Stored data entries:
┄┄┄┄┄┄┄┄┄┄

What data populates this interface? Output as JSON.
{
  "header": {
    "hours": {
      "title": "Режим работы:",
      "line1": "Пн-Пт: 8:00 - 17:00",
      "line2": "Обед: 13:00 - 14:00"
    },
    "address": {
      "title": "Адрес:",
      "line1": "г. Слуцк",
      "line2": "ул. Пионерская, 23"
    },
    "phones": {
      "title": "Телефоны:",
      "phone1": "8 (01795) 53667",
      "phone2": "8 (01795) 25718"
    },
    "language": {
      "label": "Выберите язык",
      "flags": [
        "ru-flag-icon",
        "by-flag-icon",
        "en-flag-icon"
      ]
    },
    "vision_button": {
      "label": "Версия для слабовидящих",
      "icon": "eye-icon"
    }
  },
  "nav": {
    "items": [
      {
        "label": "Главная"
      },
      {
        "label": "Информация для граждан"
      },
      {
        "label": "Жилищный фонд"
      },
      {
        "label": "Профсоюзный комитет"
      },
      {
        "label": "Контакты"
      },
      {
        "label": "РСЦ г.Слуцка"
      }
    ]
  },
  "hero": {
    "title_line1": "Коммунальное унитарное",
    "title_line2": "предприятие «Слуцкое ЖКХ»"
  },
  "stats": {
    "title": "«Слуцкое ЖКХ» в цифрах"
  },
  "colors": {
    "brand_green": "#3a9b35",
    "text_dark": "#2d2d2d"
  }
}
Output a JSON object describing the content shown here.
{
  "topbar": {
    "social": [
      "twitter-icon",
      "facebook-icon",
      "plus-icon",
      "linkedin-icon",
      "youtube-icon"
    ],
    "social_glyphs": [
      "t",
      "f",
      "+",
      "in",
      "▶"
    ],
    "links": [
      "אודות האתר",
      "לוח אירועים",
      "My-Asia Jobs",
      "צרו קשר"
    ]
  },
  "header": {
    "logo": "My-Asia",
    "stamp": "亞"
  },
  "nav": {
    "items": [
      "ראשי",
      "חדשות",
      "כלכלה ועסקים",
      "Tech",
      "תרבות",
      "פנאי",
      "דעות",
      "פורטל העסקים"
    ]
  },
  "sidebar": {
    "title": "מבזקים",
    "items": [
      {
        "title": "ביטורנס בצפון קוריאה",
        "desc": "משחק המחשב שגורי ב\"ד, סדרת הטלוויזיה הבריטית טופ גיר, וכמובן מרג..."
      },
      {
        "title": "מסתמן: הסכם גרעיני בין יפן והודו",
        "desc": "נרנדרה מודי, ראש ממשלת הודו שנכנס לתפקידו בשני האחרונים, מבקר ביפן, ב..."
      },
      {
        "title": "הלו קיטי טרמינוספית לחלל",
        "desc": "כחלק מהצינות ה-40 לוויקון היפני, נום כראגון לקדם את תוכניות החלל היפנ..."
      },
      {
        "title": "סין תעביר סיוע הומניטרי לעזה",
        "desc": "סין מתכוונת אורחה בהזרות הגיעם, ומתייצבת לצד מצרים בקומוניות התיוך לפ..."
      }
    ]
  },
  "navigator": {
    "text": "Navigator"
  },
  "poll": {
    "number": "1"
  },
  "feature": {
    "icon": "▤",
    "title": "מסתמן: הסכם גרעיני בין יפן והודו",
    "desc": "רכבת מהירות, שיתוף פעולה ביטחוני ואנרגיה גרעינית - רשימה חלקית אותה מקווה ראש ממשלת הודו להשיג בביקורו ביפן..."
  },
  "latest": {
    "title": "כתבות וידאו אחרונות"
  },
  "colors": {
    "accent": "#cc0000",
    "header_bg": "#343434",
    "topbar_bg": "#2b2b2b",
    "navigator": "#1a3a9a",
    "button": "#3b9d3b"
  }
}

┄┄┄┄┄┄┄┄┄┄

**What is expected**
In the listing, find each line with the string "JSON" and copy it.

**Task result**
What data populates this interface? Output as JSON.
Output a JSON object describing the content shown here.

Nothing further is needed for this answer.